BEGIN Task inputs

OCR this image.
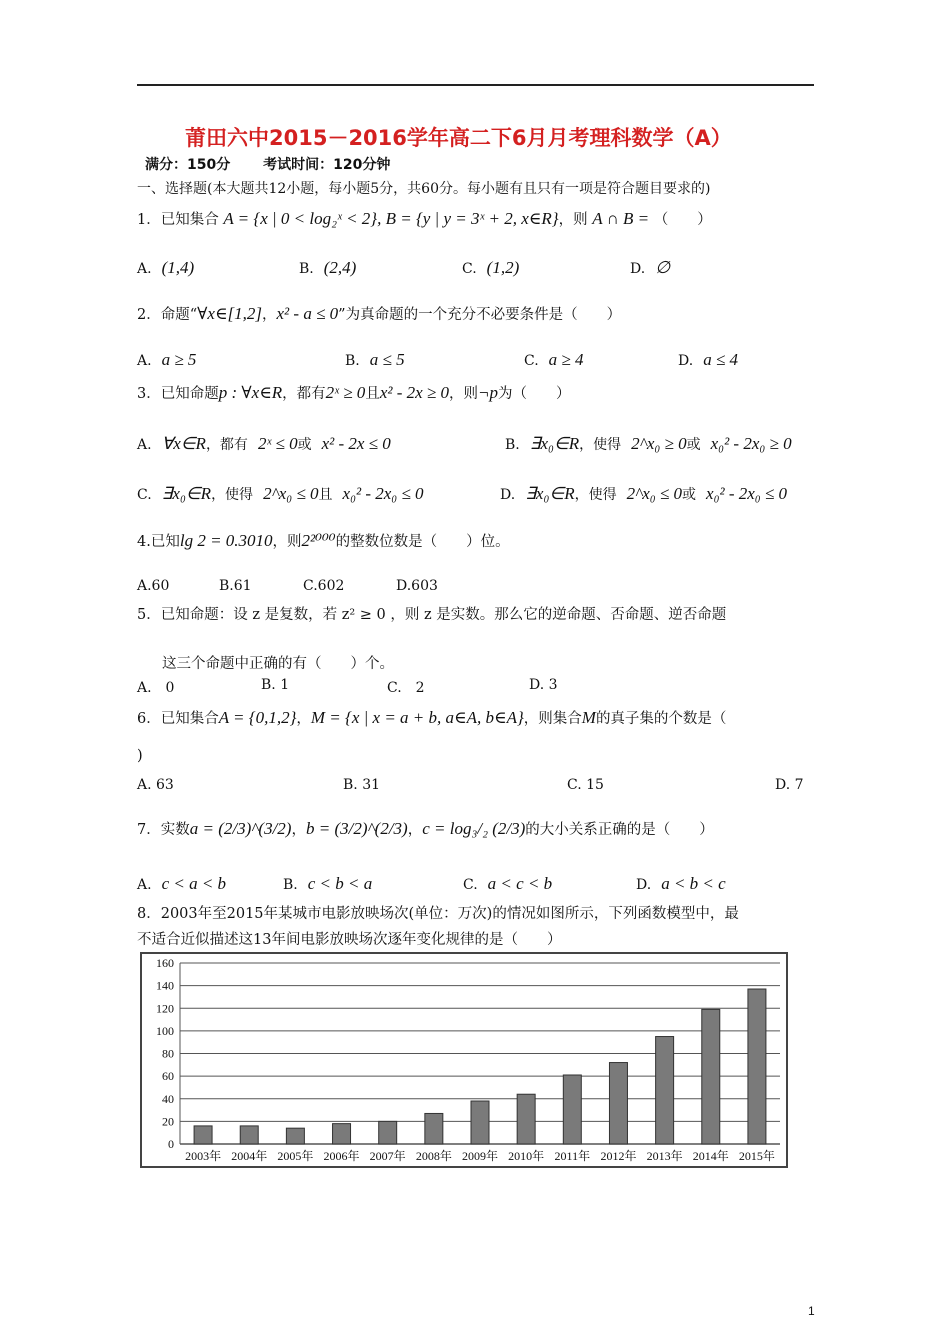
莆田六中2015－2016学年高二下6月月考理科数学（A）
满分：150分 考试时间：120分钟
一、选择题(本大题共12小题，每小题5分，共60分。每小题有且只有一项是符合题目要求的)
1．已知集合 A = {x | 0 < log₂ˣ < 2}, B = {y | y = 3ˣ + 2, x∈R}，则 A ∩ B = （　　）
A. (1,4)	B. (2,4)	C. (1,2)	D. ∅
2．命题“∀x∈[1,2]，x² - a ≤ 0”为真命题的一个充分不必要条件是（　　）
A. a ≥ 5	B. a ≤ 5	C. a ≥ 4	D. a ≤ 4
3．已知命题p : ∀x∈R，都有2ˣ ≥ 0且x² - 2x ≥ 0，则¬p为（　　）
A. ∀x∈R，都有 2ˣ ≤ 0或 x² - 2x ≤ 0	B. ∃x₀∈R，使得 2^x₀ ≥ 0或 x₀² - 2x₀ ≥ 0
C. ∃x₀∈R，使得 2^x₀ ≤ 0且 x₀² - 2x₀ ≤ 0	D. ∃x₀∈R，使得 2^x₀ ≤ 0或 x₀² - 2x₀ ≤ 0
4.已知lg 2 = 0.3010，则2²⁰⁰⁰的整数位数是（　　）位。
A.60	B.61	C.602	D.603
5．已知命题：设 z 是复数，若 z² ≥ 0 ，则 z 是实数。那么它的逆命题、否命题、逆否命题
这三个命题中正确的有（　　）个。
A.　0	B. 1	C.　2	D. 3
6．已知集合A = {0,1,2}，M = {x | x = a + b, a∈A, b∈A}，则集合M的真子集的个数是（
)
A. 63	B. 31	C. 15	D. 7
7．实数a = (2/3)^(3/2)，b = (3/2)^(2/3)，c = log₃/₂ (2/3)的大小关系正确的是（　　）
A. c < a < b	B. c < b < a	C. a < c < b	D. a < b < c
8．2003年至2015年某城市电影放映场次(单位：万次)的情况如图所示，下列函数模型中，最
不适合近似描述这13年间电影放映场次逐年变化规律的是（　　）
0
20
40
60
80
100
120
140
160
2003年 2004年 2005年 2006年 2007年 2008年 2009年 2010年 2011年 2012年 2013年 2014年 2015年
1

END Task inputs

• **Written problem**
Using the records above, output their complete text exactly, minus any images.

• **Result**
OCR this image.
莆田六中2015－2016学年高二下6月月考理科数学（A）
满分：150分 考试时间：120分钟
一、选择题(本大题共12小题，每小题5分，共60分。每小题有且只有一项是符合题目要求的)
1．已知集合 A = {x | 0 < log₂ˣ < 2}, B = {y | y = 3ˣ + 2, x∈R}，则 A ∩ B = （　　）
A. (1,4)	B. (2,4)	C. (1,2)	D. ∅
2．命题“∀x∈[1,2]，x² - a ≤ 0”为真命题的一个充分不必要条件是（　　）
A. a ≥ 5	B. a ≤ 5	C. a ≥ 4	D. a ≤ 4
3．已知命题p : ∀x∈R，都有2ˣ ≥ 0且x² - 2x ≥ 0，则¬p为（　　）
A. ∀x∈R，都有 2ˣ ≤ 0或 x² - 2x ≤ 0	B. ∃x₀∈R，使得 2^x₀ ≥ 0或 x₀² - 2x₀ ≥ 0
C. ∃x₀∈R，使得 2^x₀ ≤ 0且 x₀² - 2x₀ ≤ 0	D. ∃x₀∈R，使得 2^x₀ ≤ 0或 x₀² - 2x₀ ≤ 0
4.已知lg 2 = 0.3010，则2²⁰⁰⁰的整数位数是（　　）位。
A.60	B.61	C.602	D.603
5．已知命题：设 z 是复数，若 z² ≥ 0 ，则 z 是实数。那么它的逆命题、否命题、逆否命题
这三个命题中正确的有（　　）个。
A.　0	B. 1	C.　2	D. 3
6．已知集合A = {0,1,2}，M = {x | x = a + b, a∈A, b∈A}，则集合M的真子集的个数是（
)
A. 63	B. 31	C. 15	D. 7
7．实数a = (2/3)^(3/2)，b = (3/2)^(2/3)，c = log₃/₂ (2/3)的大小关系正确的是（　　）
A. c < a < b	B. c < b < a	C. a < c < b	D. a < b < c
8．2003年至2015年某城市电影放映场次(单位：万次)的情况如图所示，下列函数模型中，最
不适合近似描述这13年间电影放映场次逐年变化规律的是（　　）
0
20
40
60
80
100
120
140
160
2003年 2004年 2005年 2006年 2007年 2008年 2009年 2010年 2011年 2012年 2013年 2014年 2015年
1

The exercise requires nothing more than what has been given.